Figure record extracts
- - -

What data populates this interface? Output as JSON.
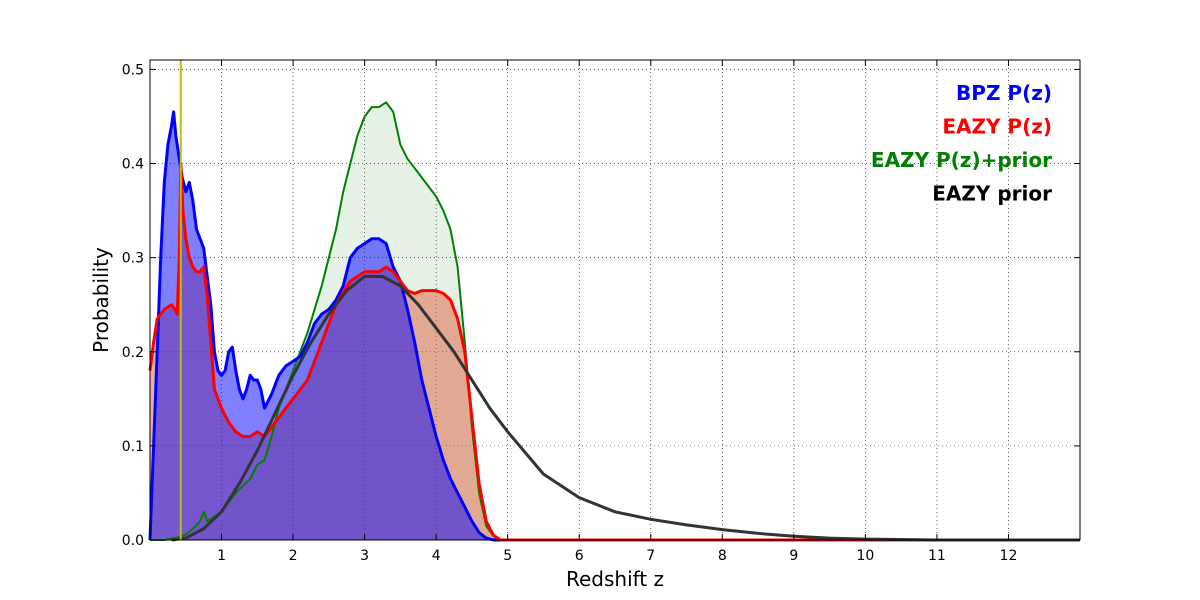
{
  "chart_data": {
    "type": "line",
    "title": "",
    "xlabel": "Redshift z",
    "ylabel": "Probability",
    "xlim": [
      0,
      13
    ],
    "ylim": [
      0,
      0.51
    ],
    "x_ticks": [
      1,
      2,
      3,
      4,
      5,
      6,
      7,
      8,
      9,
      10,
      11,
      12
    ],
    "y_ticks": [
      0.0,
      0.1,
      0.2,
      0.3,
      0.4,
      0.5
    ],
    "y_tick_labels": [
      "0.0",
      "0.1",
      "0.2",
      "0.3",
      "0.4",
      "0.5"
    ],
    "grid": true,
    "legend_placement": "top-right",
    "vertical_line": {
      "x": 0.43,
      "color": "#bfbf00"
    },
    "series": [
      {
        "name": "BPZ P(z)",
        "color": "#0000ff",
        "fill_color": "#0000ff",
        "points": [
          [
            0,
            0
          ],
          [
            0.05,
            0.1
          ],
          [
            0.1,
            0.2
          ],
          [
            0.15,
            0.3
          ],
          [
            0.2,
            0.38
          ],
          [
            0.25,
            0.42
          ],
          [
            0.3,
            0.44
          ],
          [
            0.33,
            0.455
          ],
          [
            0.36,
            0.43
          ],
          [
            0.4,
            0.41
          ],
          [
            0.45,
            0.385
          ],
          [
            0.5,
            0.37
          ],
          [
            0.55,
            0.38
          ],
          [
            0.6,
            0.36
          ],
          [
            0.65,
            0.33
          ],
          [
            0.7,
            0.32
          ],
          [
            0.75,
            0.31
          ],
          [
            0.8,
            0.28
          ],
          [
            0.85,
            0.25
          ],
          [
            0.9,
            0.2
          ],
          [
            0.95,
            0.18
          ],
          [
            1.0,
            0.175
          ],
          [
            1.05,
            0.18
          ],
          [
            1.1,
            0.2
          ],
          [
            1.15,
            0.205
          ],
          [
            1.2,
            0.18
          ],
          [
            1.25,
            0.16
          ],
          [
            1.3,
            0.15
          ],
          [
            1.35,
            0.16
          ],
          [
            1.4,
            0.175
          ],
          [
            1.45,
            0.17
          ],
          [
            1.5,
            0.17
          ],
          [
            1.55,
            0.16
          ],
          [
            1.6,
            0.14
          ],
          [
            1.7,
            0.155
          ],
          [
            1.8,
            0.175
          ],
          [
            1.9,
            0.185
          ],
          [
            2.0,
            0.19
          ],
          [
            2.1,
            0.195
          ],
          [
            2.2,
            0.21
          ],
          [
            2.3,
            0.23
          ],
          [
            2.4,
            0.24
          ],
          [
            2.5,
            0.245
          ],
          [
            2.6,
            0.255
          ],
          [
            2.7,
            0.27
          ],
          [
            2.8,
            0.3
          ],
          [
            2.9,
            0.31
          ],
          [
            3.0,
            0.315
          ],
          [
            3.1,
            0.32
          ],
          [
            3.2,
            0.32
          ],
          [
            3.3,
            0.315
          ],
          [
            3.4,
            0.29
          ],
          [
            3.5,
            0.275
          ],
          [
            3.6,
            0.245
          ],
          [
            3.7,
            0.21
          ],
          [
            3.8,
            0.17
          ],
          [
            3.9,
            0.14
          ],
          [
            4.0,
            0.11
          ],
          [
            4.1,
            0.085
          ],
          [
            4.2,
            0.065
          ],
          [
            4.3,
            0.05
          ],
          [
            4.4,
            0.035
          ],
          [
            4.5,
            0.02
          ],
          [
            4.6,
            0.008
          ],
          [
            4.7,
            0.002
          ],
          [
            4.8,
            0
          ],
          [
            13,
            0
          ]
        ]
      },
      {
        "name": "EAZY P(z)",
        "color": "#ff0000",
        "fill_color": "#e06040",
        "points": [
          [
            0,
            0.18
          ],
          [
            0.05,
            0.21
          ],
          [
            0.1,
            0.235
          ],
          [
            0.2,
            0.245
          ],
          [
            0.3,
            0.25
          ],
          [
            0.35,
            0.245
          ],
          [
            0.38,
            0.24
          ],
          [
            0.41,
            0.3
          ],
          [
            0.43,
            0.4
          ],
          [
            0.46,
            0.35
          ],
          [
            0.5,
            0.32
          ],
          [
            0.55,
            0.3
          ],
          [
            0.6,
            0.29
          ],
          [
            0.65,
            0.285
          ],
          [
            0.7,
            0.285
          ],
          [
            0.75,
            0.29
          ],
          [
            0.8,
            0.26
          ],
          [
            0.85,
            0.21
          ],
          [
            0.9,
            0.16
          ],
          [
            1.0,
            0.14
          ],
          [
            1.1,
            0.125
          ],
          [
            1.2,
            0.115
          ],
          [
            1.3,
            0.11
          ],
          [
            1.4,
            0.11
          ],
          [
            1.5,
            0.115
          ],
          [
            1.6,
            0.11
          ],
          [
            1.7,
            0.12
          ],
          [
            1.8,
            0.13
          ],
          [
            1.9,
            0.14
          ],
          [
            2.0,
            0.15
          ],
          [
            2.2,
            0.17
          ],
          [
            2.4,
            0.21
          ],
          [
            2.6,
            0.25
          ],
          [
            2.8,
            0.275
          ],
          [
            3.0,
            0.285
          ],
          [
            3.2,
            0.285
          ],
          [
            3.3,
            0.29
          ],
          [
            3.4,
            0.285
          ],
          [
            3.5,
            0.275
          ],
          [
            3.6,
            0.265
          ],
          [
            3.7,
            0.262
          ],
          [
            3.8,
            0.265
          ],
          [
            3.9,
            0.265
          ],
          [
            4.0,
            0.265
          ],
          [
            4.1,
            0.262
          ],
          [
            4.2,
            0.255
          ],
          [
            4.3,
            0.235
          ],
          [
            4.4,
            0.2
          ],
          [
            4.5,
            0.13
          ],
          [
            4.6,
            0.06
          ],
          [
            4.7,
            0.02
          ],
          [
            4.8,
            0.005
          ],
          [
            4.9,
            0
          ],
          [
            13,
            0
          ]
        ]
      },
      {
        "name": "EAZY P(z)+prior",
        "color": "#008000",
        "fill_color": "#008000",
        "points": [
          [
            0,
            0
          ],
          [
            0.2,
            0
          ],
          [
            0.4,
            0.003
          ],
          [
            0.5,
            0.006
          ],
          [
            0.6,
            0.012
          ],
          [
            0.7,
            0.02
          ],
          [
            0.75,
            0.03
          ],
          [
            0.8,
            0.02
          ],
          [
            1.0,
            0.03
          ],
          [
            1.2,
            0.05
          ],
          [
            1.4,
            0.065
          ],
          [
            1.5,
            0.08
          ],
          [
            1.6,
            0.085
          ],
          [
            1.7,
            0.11
          ],
          [
            1.8,
            0.14
          ],
          [
            2.0,
            0.18
          ],
          [
            2.2,
            0.22
          ],
          [
            2.4,
            0.27
          ],
          [
            2.6,
            0.33
          ],
          [
            2.7,
            0.37
          ],
          [
            2.8,
            0.4
          ],
          [
            2.9,
            0.43
          ],
          [
            3.0,
            0.45
          ],
          [
            3.1,
            0.46
          ],
          [
            3.2,
            0.46
          ],
          [
            3.3,
            0.465
          ],
          [
            3.4,
            0.455
          ],
          [
            3.5,
            0.42
          ],
          [
            3.6,
            0.405
          ],
          [
            3.7,
            0.395
          ],
          [
            3.8,
            0.385
          ],
          [
            3.9,
            0.375
          ],
          [
            4.0,
            0.365
          ],
          [
            4.1,
            0.35
          ],
          [
            4.2,
            0.33
          ],
          [
            4.3,
            0.29
          ],
          [
            4.4,
            0.21
          ],
          [
            4.5,
            0.12
          ],
          [
            4.6,
            0.05
          ],
          [
            4.7,
            0.015
          ],
          [
            4.8,
            0.004
          ],
          [
            4.9,
            0
          ],
          [
            13,
            0
          ]
        ]
      },
      {
        "name": "EAZY prior",
        "color": "#333333",
        "fill_color": "",
        "points": [
          [
            0.3,
            0
          ],
          [
            0.5,
            0.002
          ],
          [
            0.75,
            0.012
          ],
          [
            1.0,
            0.03
          ],
          [
            1.25,
            0.06
          ],
          [
            1.5,
            0.095
          ],
          [
            1.75,
            0.135
          ],
          [
            2.0,
            0.175
          ],
          [
            2.25,
            0.21
          ],
          [
            2.5,
            0.24
          ],
          [
            2.75,
            0.265
          ],
          [
            3.0,
            0.28
          ],
          [
            3.25,
            0.28
          ],
          [
            3.5,
            0.27
          ],
          [
            3.75,
            0.25
          ],
          [
            4.0,
            0.225
          ],
          [
            4.25,
            0.2
          ],
          [
            4.5,
            0.17
          ],
          [
            4.75,
            0.14
          ],
          [
            5.0,
            0.115
          ],
          [
            5.5,
            0.07
          ],
          [
            6.0,
            0.045
          ],
          [
            6.5,
            0.03
          ],
          [
            7.0,
            0.022
          ],
          [
            7.5,
            0.016
          ],
          [
            8.0,
            0.011
          ],
          [
            8.5,
            0.007
          ],
          [
            9.0,
            0.004
          ],
          [
            9.5,
            0.002
          ],
          [
            10,
            0.001
          ],
          [
            11,
            0
          ],
          [
            13,
            0
          ]
        ]
      }
    ]
  }
}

- - -

- _To be done_: For each line of the listing that holds the word "EAZY", show that line.

- _Task response_:
        "name": "EAZY P(z)",
        "name": "EAZY P(z)+prior",
        "name": "EAZY prior",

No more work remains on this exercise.